▸ Exercise description:
Skip the pictures. Reproduce all other material exactly.

▸ Data in this exercise:
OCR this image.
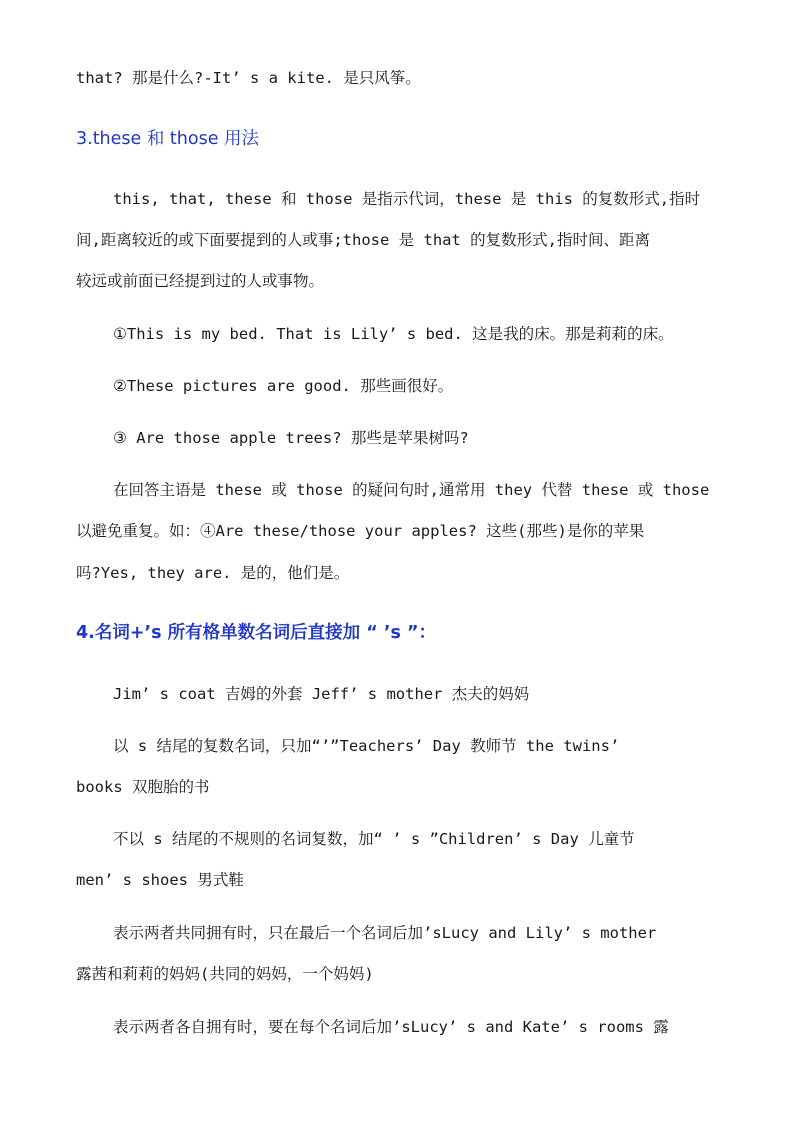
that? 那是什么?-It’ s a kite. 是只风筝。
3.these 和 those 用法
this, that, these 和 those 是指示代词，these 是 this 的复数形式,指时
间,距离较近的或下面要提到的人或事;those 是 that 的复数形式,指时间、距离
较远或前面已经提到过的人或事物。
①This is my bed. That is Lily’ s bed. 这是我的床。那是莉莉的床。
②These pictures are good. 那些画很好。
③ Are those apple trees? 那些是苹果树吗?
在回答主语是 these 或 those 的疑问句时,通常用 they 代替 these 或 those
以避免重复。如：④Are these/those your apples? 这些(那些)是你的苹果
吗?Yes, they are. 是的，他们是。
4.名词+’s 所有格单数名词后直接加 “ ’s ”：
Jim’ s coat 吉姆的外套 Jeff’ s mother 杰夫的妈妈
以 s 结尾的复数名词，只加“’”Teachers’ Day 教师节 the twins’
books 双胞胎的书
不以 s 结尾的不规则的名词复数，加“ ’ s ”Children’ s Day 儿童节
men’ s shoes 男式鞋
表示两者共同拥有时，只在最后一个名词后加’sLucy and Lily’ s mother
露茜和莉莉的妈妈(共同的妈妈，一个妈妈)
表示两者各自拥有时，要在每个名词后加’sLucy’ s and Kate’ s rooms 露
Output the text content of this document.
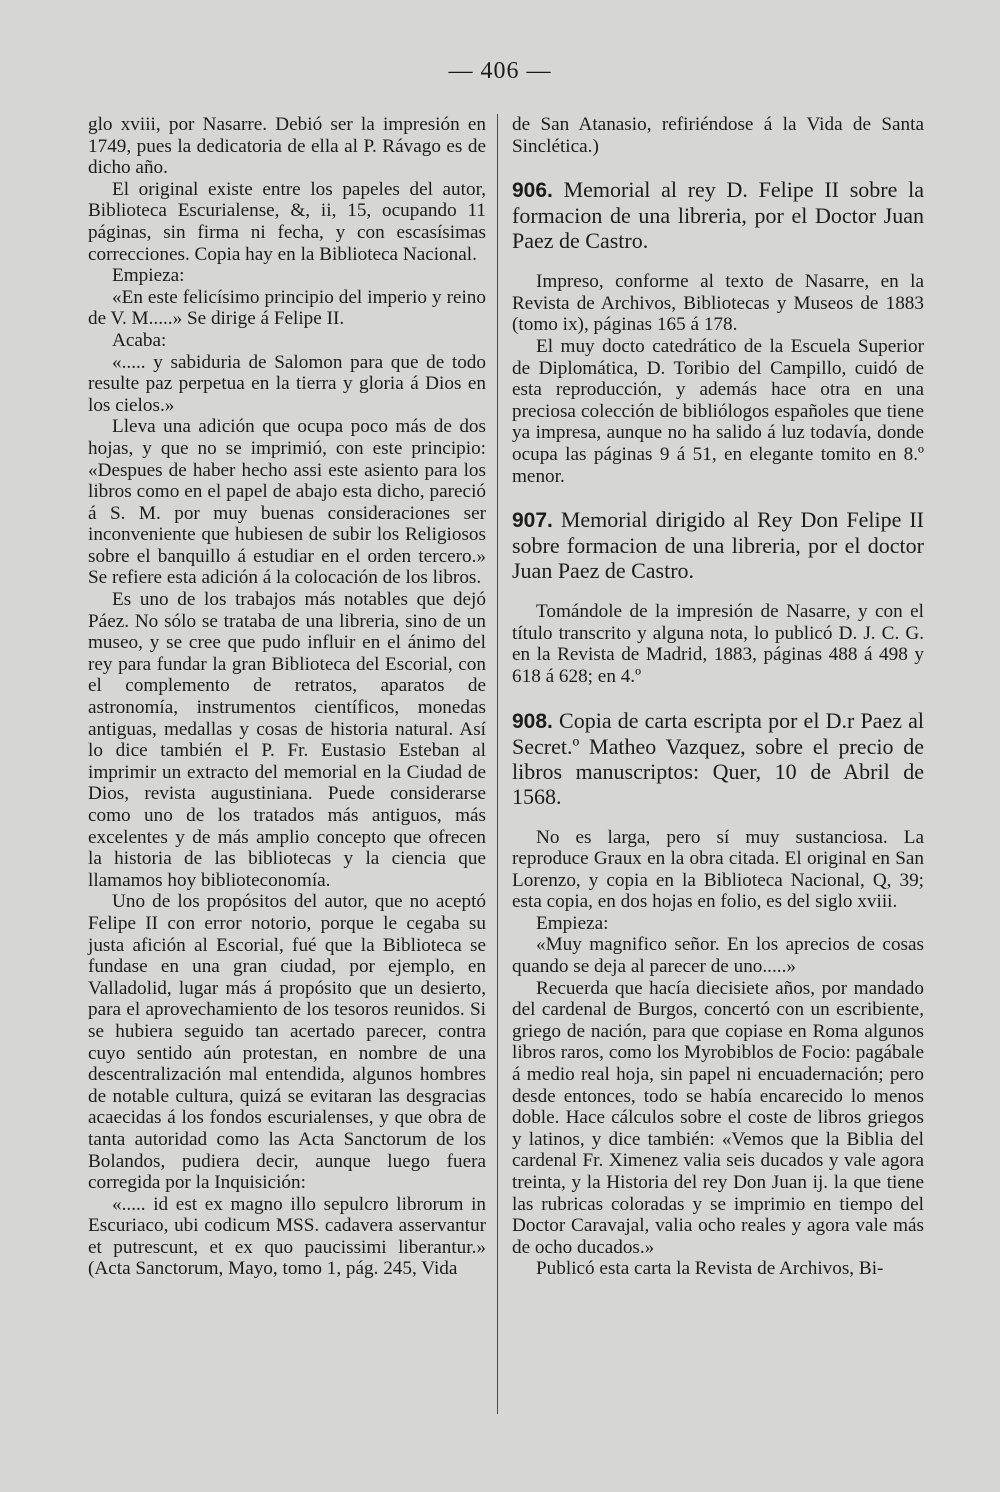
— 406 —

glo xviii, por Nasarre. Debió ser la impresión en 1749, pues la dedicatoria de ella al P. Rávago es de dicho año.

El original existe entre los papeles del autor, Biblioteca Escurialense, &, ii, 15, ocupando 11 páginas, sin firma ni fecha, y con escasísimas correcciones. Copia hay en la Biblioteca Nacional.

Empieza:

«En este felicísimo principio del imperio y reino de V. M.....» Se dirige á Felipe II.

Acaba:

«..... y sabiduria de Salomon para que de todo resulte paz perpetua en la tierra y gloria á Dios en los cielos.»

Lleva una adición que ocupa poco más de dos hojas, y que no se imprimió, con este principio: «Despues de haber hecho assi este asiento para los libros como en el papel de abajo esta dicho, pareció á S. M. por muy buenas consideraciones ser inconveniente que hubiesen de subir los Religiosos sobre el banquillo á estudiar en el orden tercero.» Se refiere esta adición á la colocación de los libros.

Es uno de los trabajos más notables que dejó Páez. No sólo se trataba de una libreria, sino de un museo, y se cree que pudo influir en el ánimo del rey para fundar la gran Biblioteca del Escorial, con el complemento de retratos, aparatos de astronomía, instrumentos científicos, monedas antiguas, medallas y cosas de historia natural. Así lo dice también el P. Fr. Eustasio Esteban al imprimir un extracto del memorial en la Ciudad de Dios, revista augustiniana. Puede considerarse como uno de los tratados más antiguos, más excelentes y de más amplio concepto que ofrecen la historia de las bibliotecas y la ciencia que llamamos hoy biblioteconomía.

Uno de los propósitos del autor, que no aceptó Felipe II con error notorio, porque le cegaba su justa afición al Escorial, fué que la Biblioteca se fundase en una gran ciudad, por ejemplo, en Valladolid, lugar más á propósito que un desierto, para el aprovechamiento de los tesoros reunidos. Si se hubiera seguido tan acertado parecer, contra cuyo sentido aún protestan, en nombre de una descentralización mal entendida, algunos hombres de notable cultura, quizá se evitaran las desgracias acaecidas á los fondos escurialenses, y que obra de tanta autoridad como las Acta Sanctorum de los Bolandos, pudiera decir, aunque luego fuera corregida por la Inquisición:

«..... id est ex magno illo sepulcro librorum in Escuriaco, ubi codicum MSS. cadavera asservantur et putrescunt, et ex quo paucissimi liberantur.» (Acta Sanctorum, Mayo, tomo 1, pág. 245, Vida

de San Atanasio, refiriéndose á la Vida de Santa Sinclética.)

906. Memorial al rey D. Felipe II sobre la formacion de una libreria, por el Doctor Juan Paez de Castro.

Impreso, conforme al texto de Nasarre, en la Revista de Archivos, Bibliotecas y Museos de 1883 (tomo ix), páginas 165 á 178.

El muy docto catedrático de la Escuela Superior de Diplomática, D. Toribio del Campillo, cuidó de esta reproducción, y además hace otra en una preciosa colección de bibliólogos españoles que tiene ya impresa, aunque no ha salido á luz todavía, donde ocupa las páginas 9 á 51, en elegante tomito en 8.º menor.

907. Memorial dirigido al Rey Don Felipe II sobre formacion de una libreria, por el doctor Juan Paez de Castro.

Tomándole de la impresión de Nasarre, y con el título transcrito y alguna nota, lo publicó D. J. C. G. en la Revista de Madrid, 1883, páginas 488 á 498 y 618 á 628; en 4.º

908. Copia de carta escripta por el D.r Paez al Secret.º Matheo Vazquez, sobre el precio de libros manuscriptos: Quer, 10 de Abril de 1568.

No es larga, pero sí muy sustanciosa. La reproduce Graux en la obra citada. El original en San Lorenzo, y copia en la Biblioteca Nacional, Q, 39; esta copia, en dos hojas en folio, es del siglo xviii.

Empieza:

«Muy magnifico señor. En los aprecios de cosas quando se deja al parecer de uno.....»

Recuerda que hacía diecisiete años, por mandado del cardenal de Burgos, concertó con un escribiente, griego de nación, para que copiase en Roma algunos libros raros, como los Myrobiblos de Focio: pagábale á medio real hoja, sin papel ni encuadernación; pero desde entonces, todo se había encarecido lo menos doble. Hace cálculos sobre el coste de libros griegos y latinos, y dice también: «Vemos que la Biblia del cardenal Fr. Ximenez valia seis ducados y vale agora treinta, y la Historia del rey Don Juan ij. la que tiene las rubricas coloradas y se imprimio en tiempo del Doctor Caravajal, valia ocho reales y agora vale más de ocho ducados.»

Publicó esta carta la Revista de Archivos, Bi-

▸ Exercise output:
OCR this image.
that? 那是什么?-It’ s a kite. 是只风筝。
3.these 和 those 用法
this, that, these 和 those 是指示代词，these 是 this 的复数形式,指时
间,距离较近的或下面要提到的人或事;those 是 that 的复数形式,指时间、距离
较远或前面已经提到过的人或事物。
①This is my bed. That is Lily’ s bed. 这是我的床。那是莉莉的床。
②These pictures are good. 那些画很好。
③ Are those apple trees? 那些是苹果树吗?
在回答主语是 these 或 those 的疑问句时,通常用 they 代替 these 或 those
以避免重复。如：④Are these/those your apples? 这些(那些)是你的苹果
吗?Yes, they are. 是的，他们是。
4.名词+’s 所有格单数名词后直接加 “ ’s ”：
Jim’ s coat 吉姆的外套 Jeff’ s mother 杰夫的妈妈
以 s 结尾的复数名词，只加“’”Teachers’ Day 教师节 the twins’
books 双胞胎的书
不以 s 结尾的不规则的名词复数，加“ ’ s ”Children’ s Day 儿童节
men’ s shoes 男式鞋
表示两者共同拥有时，只在最后一个名词后加’sLucy and Lily’ s mother
露茜和莉莉的妈妈(共同的妈妈，一个妈妈)
表示两者各自拥有时，要在每个名词后加’sLucy’ s and Kate’ s rooms 露
Output the text content of this document.
— 406 —

glo xviii, por Nasarre. Debió ser la impresión en 1749, pues la dedicatoria de ella al P. Rávago es de dicho año.

El original existe entre los papeles del autor, Biblioteca Escurialense, &, ii, 15, ocupando 11 páginas, sin firma ni fecha, y con escasísimas correcciones. Copia hay en la Biblioteca Nacional.

Empieza:

«En este felicísimo principio del imperio y reino de V. M.....» Se dirige á Felipe II.

Acaba:

«..... y sabiduria de Salomon para que de todo resulte paz perpetua en la tierra y gloria á Dios en los cielos.»

Lleva una adición que ocupa poco más de dos hojas, y que no se imprimió, con este principio: «Despues de haber hecho assi este asiento para los libros como en el papel de abajo esta dicho, pareció á S. M. por muy buenas consideraciones ser inconveniente que hubiesen de subir los Religiosos sobre el banquillo á estudiar en el orden tercero.» Se refiere esta adición á la colocación de los libros.

Es uno de los trabajos más notables que dejó Páez. No sólo se trataba de una libreria, sino de un museo, y se cree que pudo influir en el ánimo del rey para fundar la gran Biblioteca del Escorial, con el complemento de retratos, aparatos de astronomía, instrumentos científicos, monedas antiguas, medallas y cosas de historia natural. Así lo dice también el P. Fr. Eustasio Esteban al imprimir un extracto del memorial en la Ciudad de Dios, revista augustiniana. Puede considerarse como uno de los tratados más antiguos, más excelentes y de más amplio concepto que ofrecen la historia de las bibliotecas y la ciencia que llamamos hoy biblioteconomía.

Uno de los propósitos del autor, que no aceptó Felipe II con error notorio, porque le cegaba su justa afición al Escorial, fué que la Biblioteca se fundase en una gran ciudad, por ejemplo, en Valladolid, lugar más á propósito que un desierto, para el aprovechamiento de los tesoros reunidos. Si se hubiera seguido tan acertado parecer, contra cuyo sentido aún protestan, en nombre de una descentralización mal entendida, algunos hombres de notable cultura, quizá se evitaran las desgracias acaecidas á los fondos escurialenses, y que obra de tanta autoridad como las Acta Sanctorum de los Bolandos, pudiera decir, aunque luego fuera corregida por la Inquisición:

«..... id est ex magno illo sepulcro librorum in Escuriaco, ubi codicum MSS. cadavera asservantur et putrescunt, et ex quo paucissimi liberantur.» (Acta Sanctorum, Mayo, tomo 1, pág. 245, Vida

de San Atanasio, refiriéndose á la Vida de Santa Sinclética.)

906. Memorial al rey D. Felipe II sobre la formacion de una libreria, por el Doctor Juan Paez de Castro.

Impreso, conforme al texto de Nasarre, en la Revista de Archivos, Bibliotecas y Museos de 1883 (tomo ix), páginas 165 á 178.

El muy docto catedrático de la Escuela Superior de Diplomática, D. Toribio del Campillo, cuidó de esta reproducción, y además hace otra en una preciosa colección de bibliólogos españoles que tiene ya impresa, aunque no ha salido á luz todavía, donde ocupa las páginas 9 á 51, en elegante tomito en 8.º menor.

907. Memorial dirigido al Rey Don Felipe II sobre formacion de una libreria, por el doctor Juan Paez de Castro.

Tomándole de la impresión de Nasarre, y con el título transcrito y alguna nota, lo publicó D. J. C. G. en la Revista de Madrid, 1883, páginas 488 á 498 y 618 á 628; en 4.º

908. Copia de carta escripta por el D.r Paez al Secret.º Matheo Vazquez, sobre el precio de libros manuscriptos: Quer, 10 de Abril de 1568.

No es larga, pero sí muy sustanciosa. La reproduce Graux en la obra citada. El original en San Lorenzo, y copia en la Biblioteca Nacional, Q, 39; esta copia, en dos hojas en folio, es del siglo xviii.

Empieza:

«Muy magnifico señor. En los aprecios de cosas quando se deja al parecer de uno.....»

Recuerda que hacía diecisiete años, por mandado del cardenal de Burgos, concertó con un escribiente, griego de nación, para que copiase en Roma algunos libros raros, como los Myrobiblos de Focio: pagábale á medio real hoja, sin papel ni encuadernación; pero desde entonces, todo se había encarecido lo menos doble. Hace cálculos sobre el coste de libros griegos y latinos, y dice también: «Vemos que la Biblia del cardenal Fr. Ximenez valia seis ducados y vale agora treinta, y la Historia del rey Don Juan ij. la que tiene las rubricas coloradas y se imprimio en tiempo del Doctor Caravajal, valia ocho reales y agora vale más de ocho ducados.»

Publicó esta carta la Revista de Archivos, Bi-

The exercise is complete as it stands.